§ **What is expected**
Each line containing the word "außerhalb" must be collected.

§ **Input material**
:::::

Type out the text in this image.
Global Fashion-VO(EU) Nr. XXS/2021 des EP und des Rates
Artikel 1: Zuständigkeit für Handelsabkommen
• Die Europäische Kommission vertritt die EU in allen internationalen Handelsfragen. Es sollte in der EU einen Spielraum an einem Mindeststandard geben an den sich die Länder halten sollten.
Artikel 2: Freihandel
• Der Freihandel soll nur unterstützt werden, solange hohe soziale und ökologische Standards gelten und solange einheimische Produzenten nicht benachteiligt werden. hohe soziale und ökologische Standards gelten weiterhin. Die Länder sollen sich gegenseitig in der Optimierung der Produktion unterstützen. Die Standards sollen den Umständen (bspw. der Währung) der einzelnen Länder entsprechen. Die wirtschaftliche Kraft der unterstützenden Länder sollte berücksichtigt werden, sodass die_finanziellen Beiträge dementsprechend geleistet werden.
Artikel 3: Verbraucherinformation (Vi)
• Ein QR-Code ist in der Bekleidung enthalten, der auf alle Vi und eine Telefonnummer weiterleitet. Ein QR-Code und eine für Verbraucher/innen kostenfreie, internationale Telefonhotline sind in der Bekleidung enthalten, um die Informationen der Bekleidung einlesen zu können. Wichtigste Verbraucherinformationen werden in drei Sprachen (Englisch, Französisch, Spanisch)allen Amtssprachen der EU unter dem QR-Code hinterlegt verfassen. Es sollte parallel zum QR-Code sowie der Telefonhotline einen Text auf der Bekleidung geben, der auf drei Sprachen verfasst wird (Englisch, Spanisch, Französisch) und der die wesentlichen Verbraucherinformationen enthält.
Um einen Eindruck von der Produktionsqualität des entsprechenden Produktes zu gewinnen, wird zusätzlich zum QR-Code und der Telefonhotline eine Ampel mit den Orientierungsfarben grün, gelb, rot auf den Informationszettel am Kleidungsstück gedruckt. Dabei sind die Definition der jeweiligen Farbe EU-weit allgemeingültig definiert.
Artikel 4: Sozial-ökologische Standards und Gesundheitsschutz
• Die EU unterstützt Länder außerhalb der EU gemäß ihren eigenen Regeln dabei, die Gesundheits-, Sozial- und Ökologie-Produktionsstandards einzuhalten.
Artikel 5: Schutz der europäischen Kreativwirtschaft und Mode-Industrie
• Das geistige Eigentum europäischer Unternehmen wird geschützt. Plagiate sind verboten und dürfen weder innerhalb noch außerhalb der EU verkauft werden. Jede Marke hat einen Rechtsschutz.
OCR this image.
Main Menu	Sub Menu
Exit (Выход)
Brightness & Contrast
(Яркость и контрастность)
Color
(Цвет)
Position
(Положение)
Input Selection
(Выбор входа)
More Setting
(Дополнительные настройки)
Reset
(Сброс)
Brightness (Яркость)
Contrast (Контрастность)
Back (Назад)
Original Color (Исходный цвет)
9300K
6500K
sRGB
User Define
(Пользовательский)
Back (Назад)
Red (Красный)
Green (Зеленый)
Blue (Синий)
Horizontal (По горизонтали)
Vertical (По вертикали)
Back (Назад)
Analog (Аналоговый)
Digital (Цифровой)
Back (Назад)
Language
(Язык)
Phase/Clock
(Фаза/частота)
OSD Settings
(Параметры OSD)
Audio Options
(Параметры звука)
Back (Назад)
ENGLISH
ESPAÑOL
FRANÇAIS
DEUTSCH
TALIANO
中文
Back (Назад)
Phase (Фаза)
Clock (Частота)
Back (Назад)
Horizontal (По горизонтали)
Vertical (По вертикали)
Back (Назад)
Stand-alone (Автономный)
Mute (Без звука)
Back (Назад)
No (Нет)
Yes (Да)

:::::

§ **Task answer**
• Die EU unterstützt Länder außerhalb der EU gemäß ihren eigenen Regeln dabei, die Gesundheits-, Sozial- und Ökologie-Produktionsstandards einzuhalten.
• Das geistige Eigentum europäischer Unternehmen wird geschützt. Plagiate sind verboten und dürfen weder innerhalb noch außerhalb der EU verkauft werden. Jede Marke hat einen Rechtsschutz.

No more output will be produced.